* BEGIN *

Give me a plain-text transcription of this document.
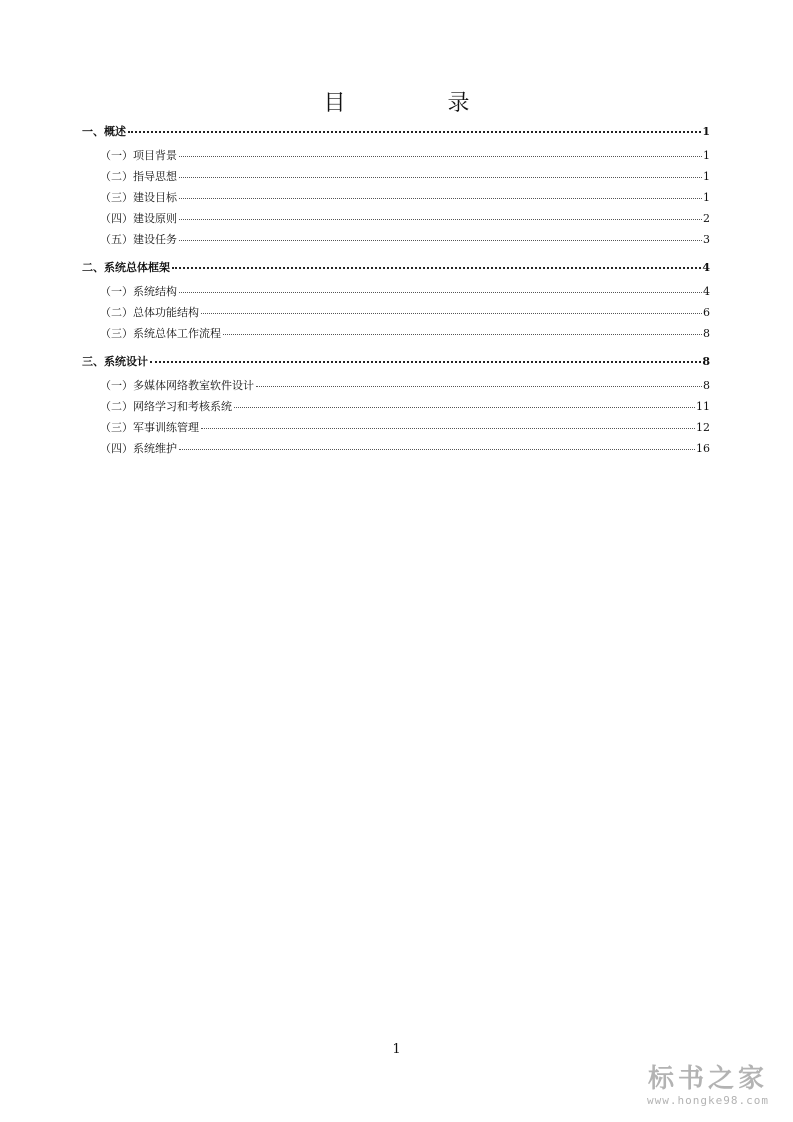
目　录
一、概述	1
（一）项目背景	1
（二）指导思想	1
（三）建设目标	1
（四）建设原则	2
（五）建设任务	3
二、系统总体框架	4
（一）系统结构	4
（二）总体功能结构	6
（三）系统总体工作流程	8
三、系统设计	8
（一）多媒体网络教室软件设计	8
（二）网络学习和考核系统	11
（三）军事训练管理	12
（四）系统维护	16
1
标书之家
www.hongke98.com
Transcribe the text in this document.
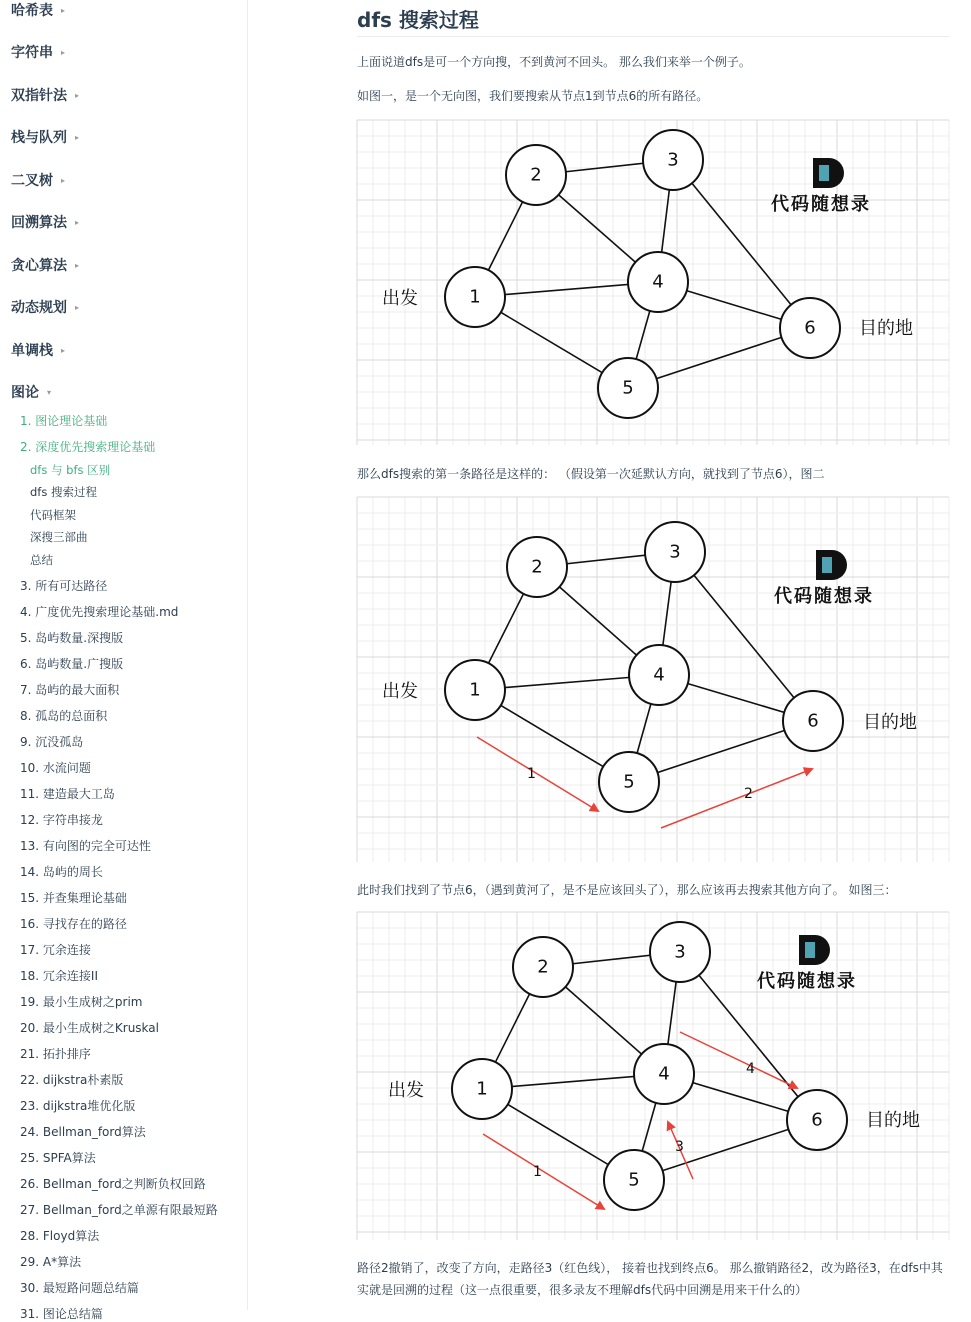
哈希表 ▸
字符串 ▸
双指针法 ▸
栈与队列 ▸
二叉树 ▸
回溯算法 ▸
贪心算法 ▸
动态规划 ▸
单调栈 ▸
图论 ▾
1. 图论理论基础
2. 深度优先搜索理论基础
3. 所有可达路径
4. 广度优先搜索理论基础.md
5. 岛屿数量.深搜版
6. 岛屿数量.广搜版
7. 岛屿的最大面积
8. 孤岛的总面积
9. 沉没孤岛
10. 水流问题
11. 建造最大工岛
12. 字符串接龙
13. 有向图的完全可达性
14. 岛屿的周长
15. 并查集理论基础
16. 寻找存在的路径
17. 冗余连接
18. 冗余连接II
19. 最小生成树之prim
20. 最小生成树之Kruskal
21. 拓扑排序
22. dijkstra朴素版
23. dijkstra堆优化版
24. Bellman_ford算法
25. SPFA算法
26. Bellman_ford之判断负权回路
27. Bellman_ford之单源有限最短路
28. Floyd算法
29. A*算法
30. 最短路问题总结篇
31. 图论总结篇
dfs 与 bfs 区别
dfs 搜索过程
代码框架
深搜三部曲
总结
dfs 搜索过程
上面说道dfs是可一个方向搜，不到黄河不回头。 那么我们来举一个例子。
如图一，是一个无向图，我们要搜索从节点1到节点6的所有路径。
1
2
3
4
5
6
出发
目的地
代码随想录
那么dfs搜索的第一条路径是这样的： （假设第一次延默认方向，就找到了节点6），图二
1
2
3
4
5
6
出发
目的地
代码随想录
1
2
此时我们找到了节点6，（遇到黄河了，是不是应该回头了），那么应该再去搜索其他方向了。 如图三：
1
2
3
4
5
6
出发
目的地
代码随想录
1
3
4
路径2撤销了，改变了方向，走路径3（红色线）， 接着也找到终点6。 那么撤销路径2，改为路径3，在dfs中其实就是回溯的过程（这一点很重要，很多录友不理解dfs代码中回溯是用来干什么的）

* END *

◆ Problem to work on
Copy the records above exactly, leaving out every picture.

◆ Correct response
Give me a plain-text transcription of this document.
目　录
一、概述	1
（一）项目背景	1
（二）指导思想	1
（三）建设目标	1
（四）建设原则	2
（五）建设任务	3
二、系统总体框架	4
（一）系统结构	4
（二）总体功能结构	6
（三）系统总体工作流程	8
三、系统设计	8
（一）多媒体网络教室软件设计	8
（二）网络学习和考核系统	11
（三）军事训练管理	12
（四）系统维护	16
1
标书之家
www.hongke98.com
Transcribe the text in this document.
哈希表 ▸
字符串 ▸
双指针法 ▸
栈与队列 ▸
二叉树 ▸
回溯算法 ▸
贪心算法 ▸
动态规划 ▸
单调栈 ▸
图论 ▾
1. 图论理论基础
2. 深度优先搜索理论基础
3. 所有可达路径
4. 广度优先搜索理论基础.md
5. 岛屿数量.深搜版
6. 岛屿数量.广搜版
7. 岛屿的最大面积
8. 孤岛的总面积
9. 沉没孤岛
10. 水流问题
11. 建造最大工岛
12. 字符串接龙
13. 有向图的完全可达性
14. 岛屿的周长
15. 并查集理论基础
16. 寻找存在的路径
17. 冗余连接
18. 冗余连接II
19. 最小生成树之prim
20. 最小生成树之Kruskal
21. 拓扑排序
22. dijkstra朴素版
23. dijkstra堆优化版
24. Bellman_ford算法
25. SPFA算法
26. Bellman_ford之判断负权回路
27. Bellman_ford之单源有限最短路
28. Floyd算法
29. A*算法
30. 最短路问题总结篇
31. 图论总结篇
dfs 与 bfs 区别
dfs 搜索过程
代码框架
深搜三部曲
总结
dfs 搜索过程
上面说道dfs是可一个方向搜，不到黄河不回头。 那么我们来举一个例子。
如图一，是一个无向图，我们要搜索从节点1到节点6的所有路径。
1
2
3
4
5
6
出发
目的地
代码随想录
那么dfs搜索的第一条路径是这样的： （假设第一次延默认方向，就找到了节点6），图二
1
2
3
4
5
6
出发
目的地
代码随想录
1
2
此时我们找到了节点6，（遇到黄河了，是不是应该回头了），那么应该再去搜索其他方向了。 如图三：
1
2
3
4
5
6
出发
目的地
代码随想录
1
3
4
路径2撤销了，改变了方向，走路径3（红色线）， 接着也找到终点6。 那么撤销路径2，改为路径3，在dfs中其实就是回溯的过程（这一点很重要，很多录友不理解dfs代码中回溯是用来干什么的）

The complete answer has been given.